Data for this exercise →
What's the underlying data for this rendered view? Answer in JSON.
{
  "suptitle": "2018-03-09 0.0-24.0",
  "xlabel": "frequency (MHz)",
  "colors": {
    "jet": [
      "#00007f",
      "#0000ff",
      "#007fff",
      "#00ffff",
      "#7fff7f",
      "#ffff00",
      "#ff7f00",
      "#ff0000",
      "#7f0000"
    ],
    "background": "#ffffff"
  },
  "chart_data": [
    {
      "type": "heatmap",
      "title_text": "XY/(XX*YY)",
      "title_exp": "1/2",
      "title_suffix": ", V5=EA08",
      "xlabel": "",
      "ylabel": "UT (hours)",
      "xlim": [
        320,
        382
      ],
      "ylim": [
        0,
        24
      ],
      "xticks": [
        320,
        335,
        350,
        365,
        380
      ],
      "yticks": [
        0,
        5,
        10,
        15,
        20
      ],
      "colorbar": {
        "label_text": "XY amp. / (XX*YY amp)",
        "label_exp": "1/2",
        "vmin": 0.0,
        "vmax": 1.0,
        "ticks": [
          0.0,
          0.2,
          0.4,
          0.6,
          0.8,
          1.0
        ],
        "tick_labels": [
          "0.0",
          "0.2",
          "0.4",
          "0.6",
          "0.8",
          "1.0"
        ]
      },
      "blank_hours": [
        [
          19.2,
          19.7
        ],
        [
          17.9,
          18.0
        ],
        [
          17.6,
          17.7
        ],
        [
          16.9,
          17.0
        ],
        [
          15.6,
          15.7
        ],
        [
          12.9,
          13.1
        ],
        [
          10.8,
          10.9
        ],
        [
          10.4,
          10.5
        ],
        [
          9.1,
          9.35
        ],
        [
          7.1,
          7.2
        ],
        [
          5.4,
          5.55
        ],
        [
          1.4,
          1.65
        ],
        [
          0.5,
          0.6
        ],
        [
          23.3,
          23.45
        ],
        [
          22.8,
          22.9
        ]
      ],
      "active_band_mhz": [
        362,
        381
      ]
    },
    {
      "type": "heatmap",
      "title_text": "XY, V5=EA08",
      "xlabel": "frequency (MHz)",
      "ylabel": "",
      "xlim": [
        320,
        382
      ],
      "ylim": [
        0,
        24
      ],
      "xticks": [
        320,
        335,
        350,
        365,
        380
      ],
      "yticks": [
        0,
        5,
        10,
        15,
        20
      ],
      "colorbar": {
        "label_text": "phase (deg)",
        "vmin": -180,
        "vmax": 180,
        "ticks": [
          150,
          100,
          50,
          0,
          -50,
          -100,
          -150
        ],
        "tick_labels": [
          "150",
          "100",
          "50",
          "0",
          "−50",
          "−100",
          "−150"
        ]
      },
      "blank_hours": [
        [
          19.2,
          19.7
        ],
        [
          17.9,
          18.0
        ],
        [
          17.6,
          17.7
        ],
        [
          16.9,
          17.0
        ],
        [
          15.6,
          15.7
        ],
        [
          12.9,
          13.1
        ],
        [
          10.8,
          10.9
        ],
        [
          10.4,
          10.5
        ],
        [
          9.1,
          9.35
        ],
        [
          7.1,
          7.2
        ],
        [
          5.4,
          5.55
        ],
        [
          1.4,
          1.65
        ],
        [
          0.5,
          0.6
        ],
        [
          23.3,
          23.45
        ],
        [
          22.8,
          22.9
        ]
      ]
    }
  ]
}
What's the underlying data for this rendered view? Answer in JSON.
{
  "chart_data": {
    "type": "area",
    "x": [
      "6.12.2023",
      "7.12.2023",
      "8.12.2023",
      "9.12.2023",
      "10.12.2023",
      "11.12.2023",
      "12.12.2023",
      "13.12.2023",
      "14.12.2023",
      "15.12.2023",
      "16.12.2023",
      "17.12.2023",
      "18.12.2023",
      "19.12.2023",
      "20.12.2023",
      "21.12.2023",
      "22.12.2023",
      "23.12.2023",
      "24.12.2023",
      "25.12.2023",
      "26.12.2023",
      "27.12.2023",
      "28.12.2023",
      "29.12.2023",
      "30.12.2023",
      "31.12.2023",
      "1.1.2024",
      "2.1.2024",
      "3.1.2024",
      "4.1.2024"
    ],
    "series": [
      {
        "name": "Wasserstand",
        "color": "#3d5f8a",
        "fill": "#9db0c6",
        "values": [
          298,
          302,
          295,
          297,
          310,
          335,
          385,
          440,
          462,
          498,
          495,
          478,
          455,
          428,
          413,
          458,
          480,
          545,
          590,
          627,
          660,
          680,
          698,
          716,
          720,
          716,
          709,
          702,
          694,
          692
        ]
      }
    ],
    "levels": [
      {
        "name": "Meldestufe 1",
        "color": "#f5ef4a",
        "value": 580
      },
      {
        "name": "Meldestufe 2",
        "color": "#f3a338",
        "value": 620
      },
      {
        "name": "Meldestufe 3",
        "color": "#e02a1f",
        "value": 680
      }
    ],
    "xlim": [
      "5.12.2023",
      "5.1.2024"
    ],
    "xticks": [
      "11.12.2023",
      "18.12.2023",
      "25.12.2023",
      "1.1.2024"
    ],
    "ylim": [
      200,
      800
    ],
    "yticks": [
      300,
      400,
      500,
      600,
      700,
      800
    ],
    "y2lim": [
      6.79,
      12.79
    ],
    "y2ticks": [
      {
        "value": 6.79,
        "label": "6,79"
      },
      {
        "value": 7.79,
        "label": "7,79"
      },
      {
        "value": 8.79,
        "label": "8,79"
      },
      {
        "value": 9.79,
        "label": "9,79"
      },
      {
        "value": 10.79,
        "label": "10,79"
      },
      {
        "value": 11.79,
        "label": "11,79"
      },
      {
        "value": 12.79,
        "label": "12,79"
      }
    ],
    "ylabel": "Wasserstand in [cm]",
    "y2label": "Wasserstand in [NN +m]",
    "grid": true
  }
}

Instructions for the task → Quote all of the entries verbatim.

Task solution →
What's the underlying data for this rendered view? Answer in JSON.
{
  "suptitle": "2018-03-09 0.0-24.0",
  "xlabel": "frequency (MHz)",
  "colors": {
    "jet": [
      "#00007f",
      "#0000ff",
      "#007fff",
      "#00ffff",
      "#7fff7f",
      "#ffff00",
      "#ff7f00",
      "#ff0000",
      "#7f0000"
    ],
    "background": "#ffffff"
  },
  "chart_data": [
    {
      "type": "heatmap",
      "title_text": "XY/(XX*YY)",
      "title_exp": "1/2",
      "title_suffix": ", V5=EA08",
      "xlabel": "",
      "ylabel": "UT (hours)",
      "xlim": [
        320,
        382
      ],
      "ylim": [
        0,
        24
      ],
      "xticks": [
        320,
        335,
        350,
        365,
        380
      ],
      "yticks": [
        0,
        5,
        10,
        15,
        20
      ],
      "colorbar": {
        "label_text": "XY amp. / (XX*YY amp)",
        "label_exp": "1/2",
        "vmin": 0.0,
        "vmax": 1.0,
        "ticks": [
          0.0,
          0.2,
          0.4,
          0.6,
          0.8,
          1.0
        ],
        "tick_labels": [
          "0.0",
          "0.2",
          "0.4",
          "0.6",
          "0.8",
          "1.0"
        ]
      },
      "blank_hours": [
        [
          19.2,
          19.7
        ],
        [
          17.9,
          18.0
        ],
        [
          17.6,
          17.7
        ],
        [
          16.9,
          17.0
        ],
        [
          15.6,
          15.7
        ],
        [
          12.9,
          13.1
        ],
        [
          10.8,
          10.9
        ],
        [
          10.4,
          10.5
        ],
        [
          9.1,
          9.35
        ],
        [
          7.1,
          7.2
        ],
        [
          5.4,
          5.55
        ],
        [
          1.4,
          1.65
        ],
        [
          0.5,
          0.6
        ],
        [
          23.3,
          23.45
        ],
        [
          22.8,
          22.9
        ]
      ],
      "active_band_mhz": [
        362,
        381
      ]
    },
    {
      "type": "heatmap",
      "title_text": "XY, V5=EA08",
      "xlabel": "frequency (MHz)",
      "ylabel": "",
      "xlim": [
        320,
        382
      ],
      "ylim": [
        0,
        24
      ],
      "xticks": [
        320,
        335,
        350,
        365,
        380
      ],
      "yticks": [
        0,
        5,
        10,
        15,
        20
      ],
      "colorbar": {
        "label_text": "phase (deg)",
        "vmin": -180,
        "vmax": 180,
        "ticks": [
          150,
          100,
          50,
          0,
          -50,
          -100,
          -150
        ],
        "tick_labels": [
          "150",
          "100",
          "50",
          "0",
          "−50",
          "−100",
          "−150"
        ]
      },
      "blank_hours": [
        [
          19.2,
          19.7
        ],
        [
          17.9,
          18.0
        ],
        [
          17.6,
          17.7
        ],
        [
          16.9,
          17.0
        ],
        [
          15.6,
          15.7
        ],
        [
          12.9,
          13.1
        ],
        [
          10.8,
          10.9
        ],
        [
          10.4,
          10.5
        ],
        [
          9.1,
          9.35
        ],
        [
          7.1,
          7.2
        ],
        [
          5.4,
          5.55
        ],
        [
          1.4,
          1.65
        ],
        [
          0.5,
          0.6
        ],
        [
          23.3,
          23.45
        ],
        [
          22.8,
          22.9
        ]
      ]
    }
  ]
}
What's the underlying data for this rendered view? Answer in JSON.
{
  "chart_data": {
    "type": "area",
    "x": [
      "6.12.2023",
      "7.12.2023",
      "8.12.2023",
      "9.12.2023",
      "10.12.2023",
      "11.12.2023",
      "12.12.2023",
      "13.12.2023",
      "14.12.2023",
      "15.12.2023",
      "16.12.2023",
      "17.12.2023",
      "18.12.2023",
      "19.12.2023",
      "20.12.2023",
      "21.12.2023",
      "22.12.2023",
      "23.12.2023",
      "24.12.2023",
      "25.12.2023",
      "26.12.2023",
      "27.12.2023",
      "28.12.2023",
      "29.12.2023",
      "30.12.2023",
      "31.12.2023",
      "1.1.2024",
      "2.1.2024",
      "3.1.2024",
      "4.1.2024"
    ],
    "series": [
      {
        "name": "Wasserstand",
        "color": "#3d5f8a",
        "fill": "#9db0c6",
        "values": [
          298,
          302,
          295,
          297,
          310,
          335,
          385,
          440,
          462,
          498,
          495,
          478,
          455,
          428,
          413,
          458,
          480,
          545,
          590,
          627,
          660,
          680,
          698,
          716,
          720,
          716,
          709,
          702,
          694,
          692
        ]
      }
    ],
    "levels": [
      {
        "name": "Meldestufe 1",
        "color": "#f5ef4a",
        "value": 580
      },
      {
        "name": "Meldestufe 2",
        "color": "#f3a338",
        "value": 620
      },
      {
        "name": "Meldestufe 3",
        "color": "#e02a1f",
        "value": 680
      }
    ],
    "xlim": [
      "5.12.2023",
      "5.1.2024"
    ],
    "xticks": [
      "11.12.2023",
      "18.12.2023",
      "25.12.2023",
      "1.1.2024"
    ],
    "ylim": [
      200,
      800
    ],
    "yticks": [
      300,
      400,
      500,
      600,
      700,
      800
    ],
    "y2lim": [
      6.79,
      12.79
    ],
    "y2ticks": [
      {
        "value": 6.79,
        "label": "6,79"
      },
      {
        "value": 7.79,
        "label": "7,79"
      },
      {
        "value": 8.79,
        "label": "8,79"
      },
      {
        "value": 9.79,
        "label": "9,79"
      },
      {
        "value": 10.79,
        "label": "10,79"
      },
      {
        "value": 11.79,
        "label": "11,79"
      },
      {
        "value": 12.79,
        "label": "12,79"
      }
    ],
    "ylabel": "Wasserstand in [cm]",
    "y2label": "Wasserstand in [NN +m]",
    "grid": true
  }
}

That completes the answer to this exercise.